··· MATERIALS PROVIDED ···
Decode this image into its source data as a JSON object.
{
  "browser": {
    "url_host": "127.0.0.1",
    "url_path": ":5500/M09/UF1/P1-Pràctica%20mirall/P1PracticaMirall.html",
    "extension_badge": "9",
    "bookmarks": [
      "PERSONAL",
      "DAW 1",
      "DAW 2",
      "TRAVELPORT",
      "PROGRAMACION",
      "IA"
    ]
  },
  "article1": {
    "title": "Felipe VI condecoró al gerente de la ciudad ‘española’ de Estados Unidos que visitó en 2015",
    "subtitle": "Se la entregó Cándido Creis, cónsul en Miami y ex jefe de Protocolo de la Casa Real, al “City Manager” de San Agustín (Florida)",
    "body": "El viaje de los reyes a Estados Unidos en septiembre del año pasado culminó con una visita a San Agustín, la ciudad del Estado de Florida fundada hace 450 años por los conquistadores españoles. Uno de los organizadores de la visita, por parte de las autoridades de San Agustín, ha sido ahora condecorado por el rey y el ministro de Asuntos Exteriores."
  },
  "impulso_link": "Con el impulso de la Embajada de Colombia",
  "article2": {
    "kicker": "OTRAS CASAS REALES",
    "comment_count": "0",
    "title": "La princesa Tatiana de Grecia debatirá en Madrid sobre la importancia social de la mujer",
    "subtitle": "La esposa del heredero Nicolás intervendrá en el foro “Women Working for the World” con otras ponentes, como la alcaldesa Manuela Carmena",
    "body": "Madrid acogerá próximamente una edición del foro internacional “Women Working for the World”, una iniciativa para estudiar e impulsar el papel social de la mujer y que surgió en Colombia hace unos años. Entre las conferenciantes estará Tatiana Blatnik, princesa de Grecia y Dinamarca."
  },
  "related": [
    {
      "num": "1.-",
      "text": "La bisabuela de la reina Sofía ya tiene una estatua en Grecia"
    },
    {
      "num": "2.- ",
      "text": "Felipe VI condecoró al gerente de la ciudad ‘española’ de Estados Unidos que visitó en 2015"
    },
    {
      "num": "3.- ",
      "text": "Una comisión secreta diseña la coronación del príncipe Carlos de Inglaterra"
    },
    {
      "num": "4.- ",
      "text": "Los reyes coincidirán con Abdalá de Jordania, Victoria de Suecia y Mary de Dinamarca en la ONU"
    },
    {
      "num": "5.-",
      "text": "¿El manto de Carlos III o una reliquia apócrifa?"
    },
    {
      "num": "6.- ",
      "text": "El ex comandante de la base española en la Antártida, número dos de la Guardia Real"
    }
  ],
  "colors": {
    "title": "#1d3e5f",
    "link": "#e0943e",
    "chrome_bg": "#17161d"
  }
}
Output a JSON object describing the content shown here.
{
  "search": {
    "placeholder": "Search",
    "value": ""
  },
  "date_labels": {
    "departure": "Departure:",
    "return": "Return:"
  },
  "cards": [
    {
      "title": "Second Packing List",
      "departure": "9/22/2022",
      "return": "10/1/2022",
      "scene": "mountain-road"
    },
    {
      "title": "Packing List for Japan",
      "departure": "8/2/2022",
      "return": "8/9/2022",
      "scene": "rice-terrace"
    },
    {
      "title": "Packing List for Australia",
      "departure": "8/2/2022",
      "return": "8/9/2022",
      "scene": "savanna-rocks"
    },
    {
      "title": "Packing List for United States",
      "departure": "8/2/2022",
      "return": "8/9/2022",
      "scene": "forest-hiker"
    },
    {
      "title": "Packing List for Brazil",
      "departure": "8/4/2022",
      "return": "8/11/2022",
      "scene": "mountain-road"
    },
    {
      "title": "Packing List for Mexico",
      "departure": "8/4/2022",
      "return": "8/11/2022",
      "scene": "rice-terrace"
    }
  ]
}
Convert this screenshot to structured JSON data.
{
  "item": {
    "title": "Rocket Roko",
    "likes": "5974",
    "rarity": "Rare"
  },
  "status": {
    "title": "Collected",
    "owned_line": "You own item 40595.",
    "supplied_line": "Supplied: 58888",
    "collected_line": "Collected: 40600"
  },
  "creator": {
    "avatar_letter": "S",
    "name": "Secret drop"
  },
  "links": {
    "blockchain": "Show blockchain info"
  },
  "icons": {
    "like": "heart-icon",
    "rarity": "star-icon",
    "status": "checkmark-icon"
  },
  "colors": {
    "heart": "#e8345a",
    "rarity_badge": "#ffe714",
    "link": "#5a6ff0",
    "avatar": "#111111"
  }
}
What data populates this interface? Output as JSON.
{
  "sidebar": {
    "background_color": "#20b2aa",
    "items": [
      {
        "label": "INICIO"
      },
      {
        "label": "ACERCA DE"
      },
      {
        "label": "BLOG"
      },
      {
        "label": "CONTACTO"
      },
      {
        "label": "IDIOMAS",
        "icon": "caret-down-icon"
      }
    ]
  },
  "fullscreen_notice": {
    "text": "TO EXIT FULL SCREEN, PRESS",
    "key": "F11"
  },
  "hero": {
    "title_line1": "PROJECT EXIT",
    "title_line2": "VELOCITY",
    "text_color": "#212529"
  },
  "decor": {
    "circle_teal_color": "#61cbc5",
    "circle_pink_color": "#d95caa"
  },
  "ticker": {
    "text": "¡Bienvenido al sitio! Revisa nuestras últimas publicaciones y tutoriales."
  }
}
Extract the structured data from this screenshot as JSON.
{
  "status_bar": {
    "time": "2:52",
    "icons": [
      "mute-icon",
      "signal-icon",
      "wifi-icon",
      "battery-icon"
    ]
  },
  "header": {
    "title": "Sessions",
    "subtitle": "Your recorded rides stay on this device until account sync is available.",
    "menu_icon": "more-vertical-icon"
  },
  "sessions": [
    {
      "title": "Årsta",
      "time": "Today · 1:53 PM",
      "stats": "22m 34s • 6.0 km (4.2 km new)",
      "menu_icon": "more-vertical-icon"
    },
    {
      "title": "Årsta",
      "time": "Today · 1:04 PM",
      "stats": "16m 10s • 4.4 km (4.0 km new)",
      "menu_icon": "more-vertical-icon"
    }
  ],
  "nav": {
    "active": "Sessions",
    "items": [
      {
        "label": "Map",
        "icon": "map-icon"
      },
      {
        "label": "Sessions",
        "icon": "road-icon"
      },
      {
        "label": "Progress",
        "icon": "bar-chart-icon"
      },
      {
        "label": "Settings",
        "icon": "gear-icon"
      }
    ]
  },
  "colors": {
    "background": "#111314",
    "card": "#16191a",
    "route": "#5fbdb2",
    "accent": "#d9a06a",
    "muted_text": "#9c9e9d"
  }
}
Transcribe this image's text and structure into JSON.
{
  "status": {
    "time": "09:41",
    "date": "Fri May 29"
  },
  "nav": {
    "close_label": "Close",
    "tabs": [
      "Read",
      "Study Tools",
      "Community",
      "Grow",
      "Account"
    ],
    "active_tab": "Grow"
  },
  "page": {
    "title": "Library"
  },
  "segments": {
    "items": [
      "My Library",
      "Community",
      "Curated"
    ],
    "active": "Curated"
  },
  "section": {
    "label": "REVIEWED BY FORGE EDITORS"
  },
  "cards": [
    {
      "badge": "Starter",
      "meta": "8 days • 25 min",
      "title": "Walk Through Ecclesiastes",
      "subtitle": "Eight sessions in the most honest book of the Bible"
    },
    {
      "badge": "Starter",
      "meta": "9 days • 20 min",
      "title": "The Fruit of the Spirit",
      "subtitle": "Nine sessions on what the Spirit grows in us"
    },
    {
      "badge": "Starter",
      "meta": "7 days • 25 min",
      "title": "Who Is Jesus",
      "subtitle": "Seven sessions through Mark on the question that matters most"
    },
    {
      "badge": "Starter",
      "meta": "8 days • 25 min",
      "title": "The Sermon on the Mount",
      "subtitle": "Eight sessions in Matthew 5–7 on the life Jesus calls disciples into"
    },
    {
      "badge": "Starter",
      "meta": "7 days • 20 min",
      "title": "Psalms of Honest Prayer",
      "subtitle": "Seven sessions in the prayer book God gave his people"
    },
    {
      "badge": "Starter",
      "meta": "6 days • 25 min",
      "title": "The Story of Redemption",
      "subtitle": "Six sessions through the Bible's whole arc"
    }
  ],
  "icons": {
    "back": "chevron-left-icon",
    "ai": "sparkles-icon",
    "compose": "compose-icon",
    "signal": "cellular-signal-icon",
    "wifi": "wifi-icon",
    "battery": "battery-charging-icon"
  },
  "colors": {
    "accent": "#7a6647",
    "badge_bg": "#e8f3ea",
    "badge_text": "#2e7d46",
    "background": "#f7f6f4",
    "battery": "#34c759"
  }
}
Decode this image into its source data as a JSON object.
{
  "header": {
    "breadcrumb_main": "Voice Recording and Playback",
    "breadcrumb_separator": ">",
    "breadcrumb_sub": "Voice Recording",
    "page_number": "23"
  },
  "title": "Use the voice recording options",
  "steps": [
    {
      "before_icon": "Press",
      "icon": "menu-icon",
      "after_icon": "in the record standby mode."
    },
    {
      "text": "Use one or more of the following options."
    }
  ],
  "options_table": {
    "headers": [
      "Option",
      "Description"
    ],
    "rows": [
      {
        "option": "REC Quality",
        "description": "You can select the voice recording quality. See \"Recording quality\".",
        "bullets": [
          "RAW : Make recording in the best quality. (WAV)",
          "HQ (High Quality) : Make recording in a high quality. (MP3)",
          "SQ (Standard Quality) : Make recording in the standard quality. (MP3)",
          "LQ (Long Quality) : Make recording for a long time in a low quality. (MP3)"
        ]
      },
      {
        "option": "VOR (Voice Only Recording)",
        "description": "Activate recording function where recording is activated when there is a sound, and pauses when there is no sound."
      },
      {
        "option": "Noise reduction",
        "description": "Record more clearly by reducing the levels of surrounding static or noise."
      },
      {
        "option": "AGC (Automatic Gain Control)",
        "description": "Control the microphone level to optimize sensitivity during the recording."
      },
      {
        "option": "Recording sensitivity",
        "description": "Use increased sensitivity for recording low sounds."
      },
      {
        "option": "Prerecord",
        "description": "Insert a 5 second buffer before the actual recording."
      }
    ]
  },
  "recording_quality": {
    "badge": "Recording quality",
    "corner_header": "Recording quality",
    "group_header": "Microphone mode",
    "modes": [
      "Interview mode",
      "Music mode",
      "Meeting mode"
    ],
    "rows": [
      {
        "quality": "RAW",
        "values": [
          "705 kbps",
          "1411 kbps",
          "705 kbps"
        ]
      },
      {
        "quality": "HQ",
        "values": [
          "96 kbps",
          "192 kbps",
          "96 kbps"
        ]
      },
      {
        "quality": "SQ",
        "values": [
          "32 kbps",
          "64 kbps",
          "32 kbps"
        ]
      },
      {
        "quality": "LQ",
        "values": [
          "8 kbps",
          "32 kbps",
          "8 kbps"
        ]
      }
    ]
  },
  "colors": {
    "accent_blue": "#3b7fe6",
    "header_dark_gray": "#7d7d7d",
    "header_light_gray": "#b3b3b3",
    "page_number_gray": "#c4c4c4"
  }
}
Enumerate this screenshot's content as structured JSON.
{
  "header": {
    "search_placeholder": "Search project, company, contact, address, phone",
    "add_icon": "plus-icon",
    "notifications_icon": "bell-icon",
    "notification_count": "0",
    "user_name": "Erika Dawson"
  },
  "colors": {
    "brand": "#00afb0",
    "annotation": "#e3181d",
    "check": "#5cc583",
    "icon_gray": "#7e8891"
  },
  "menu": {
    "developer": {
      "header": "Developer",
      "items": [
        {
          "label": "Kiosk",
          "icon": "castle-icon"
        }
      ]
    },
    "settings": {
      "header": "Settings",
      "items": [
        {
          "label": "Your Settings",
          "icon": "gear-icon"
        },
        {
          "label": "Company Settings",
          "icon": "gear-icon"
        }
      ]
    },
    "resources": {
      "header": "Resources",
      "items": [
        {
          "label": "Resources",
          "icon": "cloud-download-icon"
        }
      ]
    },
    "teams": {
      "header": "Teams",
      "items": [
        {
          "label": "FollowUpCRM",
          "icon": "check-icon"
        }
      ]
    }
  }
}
···
== DIRECTIONS FOR THIS TASK ==
Provide the number of lines in the entries that include "JSON", and no other text.

== TASK RESULT ==
8